Print the data exactly as it is given, please.

□ □ □

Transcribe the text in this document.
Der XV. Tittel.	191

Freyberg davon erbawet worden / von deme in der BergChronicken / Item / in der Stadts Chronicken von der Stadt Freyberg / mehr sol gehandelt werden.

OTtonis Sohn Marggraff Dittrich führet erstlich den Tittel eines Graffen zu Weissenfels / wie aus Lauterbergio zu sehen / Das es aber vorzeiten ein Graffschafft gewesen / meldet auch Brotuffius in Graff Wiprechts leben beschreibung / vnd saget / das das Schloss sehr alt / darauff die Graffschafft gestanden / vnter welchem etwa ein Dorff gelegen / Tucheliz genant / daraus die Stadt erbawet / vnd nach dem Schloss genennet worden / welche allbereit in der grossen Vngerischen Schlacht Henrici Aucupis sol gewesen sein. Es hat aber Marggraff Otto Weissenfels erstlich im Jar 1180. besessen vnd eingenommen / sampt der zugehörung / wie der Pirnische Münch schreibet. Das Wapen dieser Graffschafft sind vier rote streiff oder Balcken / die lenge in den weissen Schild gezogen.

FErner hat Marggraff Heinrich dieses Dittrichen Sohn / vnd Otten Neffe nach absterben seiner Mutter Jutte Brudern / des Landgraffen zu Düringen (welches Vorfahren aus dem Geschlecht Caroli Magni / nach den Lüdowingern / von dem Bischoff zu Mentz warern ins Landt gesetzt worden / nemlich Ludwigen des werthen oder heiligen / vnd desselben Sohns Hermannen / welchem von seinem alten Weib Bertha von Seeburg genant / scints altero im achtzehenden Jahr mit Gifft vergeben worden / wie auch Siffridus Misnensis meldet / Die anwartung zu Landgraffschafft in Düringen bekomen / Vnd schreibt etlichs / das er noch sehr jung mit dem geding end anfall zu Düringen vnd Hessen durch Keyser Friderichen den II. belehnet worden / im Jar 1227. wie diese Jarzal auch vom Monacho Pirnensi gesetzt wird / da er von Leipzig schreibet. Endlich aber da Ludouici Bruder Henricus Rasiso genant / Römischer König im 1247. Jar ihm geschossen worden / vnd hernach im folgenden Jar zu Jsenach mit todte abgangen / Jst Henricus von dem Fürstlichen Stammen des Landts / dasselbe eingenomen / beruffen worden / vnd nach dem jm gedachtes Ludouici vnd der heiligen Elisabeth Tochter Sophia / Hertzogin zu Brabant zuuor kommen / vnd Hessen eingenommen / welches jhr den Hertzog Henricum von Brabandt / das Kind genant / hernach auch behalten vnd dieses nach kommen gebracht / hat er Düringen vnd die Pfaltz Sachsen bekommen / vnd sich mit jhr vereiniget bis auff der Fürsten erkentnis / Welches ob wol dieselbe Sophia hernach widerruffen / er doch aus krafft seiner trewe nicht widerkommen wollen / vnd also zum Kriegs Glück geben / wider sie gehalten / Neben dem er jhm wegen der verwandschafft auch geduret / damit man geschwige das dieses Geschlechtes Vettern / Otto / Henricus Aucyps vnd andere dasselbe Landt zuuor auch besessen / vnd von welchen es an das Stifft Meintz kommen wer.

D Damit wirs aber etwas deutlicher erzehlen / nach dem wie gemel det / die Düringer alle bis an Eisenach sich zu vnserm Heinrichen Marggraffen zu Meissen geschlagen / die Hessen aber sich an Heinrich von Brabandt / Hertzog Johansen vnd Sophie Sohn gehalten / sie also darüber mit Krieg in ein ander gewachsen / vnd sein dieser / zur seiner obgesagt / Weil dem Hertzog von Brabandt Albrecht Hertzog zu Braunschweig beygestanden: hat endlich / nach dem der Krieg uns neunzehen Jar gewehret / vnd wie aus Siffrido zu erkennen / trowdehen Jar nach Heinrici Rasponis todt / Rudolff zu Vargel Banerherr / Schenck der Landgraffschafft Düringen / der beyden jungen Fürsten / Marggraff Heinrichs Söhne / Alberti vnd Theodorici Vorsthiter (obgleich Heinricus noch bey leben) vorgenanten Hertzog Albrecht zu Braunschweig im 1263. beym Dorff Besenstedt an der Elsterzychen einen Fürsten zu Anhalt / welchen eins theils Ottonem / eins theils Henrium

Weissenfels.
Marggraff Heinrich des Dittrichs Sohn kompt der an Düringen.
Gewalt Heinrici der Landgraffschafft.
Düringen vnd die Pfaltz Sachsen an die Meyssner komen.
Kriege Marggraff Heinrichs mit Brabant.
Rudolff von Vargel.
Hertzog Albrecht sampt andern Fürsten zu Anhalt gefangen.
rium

□ □ □

Response area:
Transcribe the text in this document.
Der XV. Tittel.	191

Freyberg davon erbawet worden / von deme in der BergChronicken / Item / in der Stadts Chronicken von der Stadt Freyberg / mehr sol gehandelt werden.

OTtonis Sohn Marggraff Dittrich führet erstlich den Tittel eines Graffen zu Weissenfels / wie aus Lauterbergio zu sehen / Das es aber vorzeiten ein Graffschafft gewesen / meldet auch Brotuffius in Graff Wiprechts leben beschreibung / vnd saget / das das Schloss sehr alt / darauff die Graffschafft gestanden / vnter welchem etwa ein Dorff gelegen / Tucheliz genant / daraus die Stadt erbawet / vnd nach dem Schloss genennet worden / welche allbereit in der grossen Vngerischen Schlacht Henrici Aucupis sol gewesen sein. Es hat aber Marggraff Otto Weissenfels erstlich im Jar 1180. besessen vnd eingenommen / sampt der zugehörung / wie der Pirnische Münch schreibet. Das Wapen dieser Graffschafft sind vier rote streiff oder Balcken / die lenge in den weissen Schild gezogen.

FErner hat Marggraff Heinrich dieses Dittrichen Sohn / vnd Otten Neffe nach absterben seiner Mutter Jutte Brudern / des Landgraffen zu Düringen (welches Vorfahren aus dem Geschlecht Caroli Magni / nach den Lüdowingern / von dem Bischoff zu Mentz warern ins Landt gesetzt worden / nemlich Ludwigen des werthen oder heiligen / vnd desselben Sohns Hermannen / welchem von seinem alten Weib Bertha von Seeburg genant / scints altero im achtzehenden Jahr mit Gifft vergeben worden / wie auch Siffridus Misnensis meldet / Die anwartung zu Landgraffschafft in Düringen bekomen / Vnd schreibt etlichs / das er noch sehr jung mit dem geding end anfall zu Düringen vnd Hessen durch Keyser Friderichen den II. belehnet worden / im Jar 1227. wie diese Jarzal auch vom Monacho Pirnensi gesetzt wird / da er von Leipzig schreibet. Endlich aber da Ludouici Bruder Henricus Rasiso genant / Römischer König im 1247. Jar ihm geschossen worden / vnd hernach im folgenden Jar zu Jsenach mit todte abgangen / Jst Henricus von dem Fürstlichen Stammen des Landts / dasselbe eingenomen / beruffen worden / vnd nach dem jm gedachtes Ludouici vnd der heiligen Elisabeth Tochter Sophia / Hertzogin zu Brabant zuuor kommen / vnd Hessen eingenommen / welches jhr den Hertzog Henricum von Brabandt / das Kind genant / hernach auch behalten vnd dieses nach kommen gebracht / hat er Düringen vnd die Pfaltz Sachsen bekommen / vnd sich mit jhr vereiniget bis auff der Fürsten erkentnis / Welches ob wol dieselbe Sophia hernach widerruffen / er doch aus krafft seiner trewe nicht widerkommen wollen / vnd also zum Kriegs Glück geben / wider sie gehalten / Neben dem er jhm wegen der verwandschafft auch geduret / damit man geschwige das dieses Geschlechtes Vettern / Otto / Henricus Aucyps vnd andere dasselbe Landt zuuor auch besessen / vnd von welchen es an das Stifft Meintz kommen wer.

D Damit wirs aber etwas deutlicher erzehlen / nach dem wie gemel det / die Düringer alle bis an Eisenach sich zu vnserm Heinrichen Marggraffen zu Meissen geschlagen / die Hessen aber sich an Heinrich von Brabandt / Hertzog Johansen vnd Sophie Sohn gehalten / sie also darüber mit Krieg in ein ander gewachsen / vnd sein dieser / zur seiner obgesagt / Weil dem Hertzog von Brabandt Albrecht Hertzog zu Braunschweig beygestanden: hat endlich / nach dem der Krieg uns neunzehen Jar gewehret / vnd wie aus Siffrido zu erkennen / trowdehen Jar nach Heinrici Rasponis todt / Rudolff zu Vargel Banerherr / Schenck der Landgraffschafft Düringen / der beyden jungen Fürsten / Marggraff Heinrichs Söhne / Alberti vnd Theodorici Vorsthiter (obgleich Heinricus noch bey leben) vorgenanten Hertzog Albrecht zu Braunschweig im 1263. beym Dorff Besenstedt an der Elsterzychen einen Fürsten zu Anhalt / welchen eins theils Ottonem / eins theils Henrium

Weissenfels.
Marggraff Heinrich des Dittrichs Sohn kompt der an Düringen.
Gewalt Heinrici der Landgraffschafft.
Düringen vnd die Pfaltz Sachsen an die Meyssner komen.
Kriege Marggraff Heinrichs mit Brabant.
Rudolff von Vargel.
Hertzog Albrecht sampt andern Fürsten zu Anhalt gefangen.
rium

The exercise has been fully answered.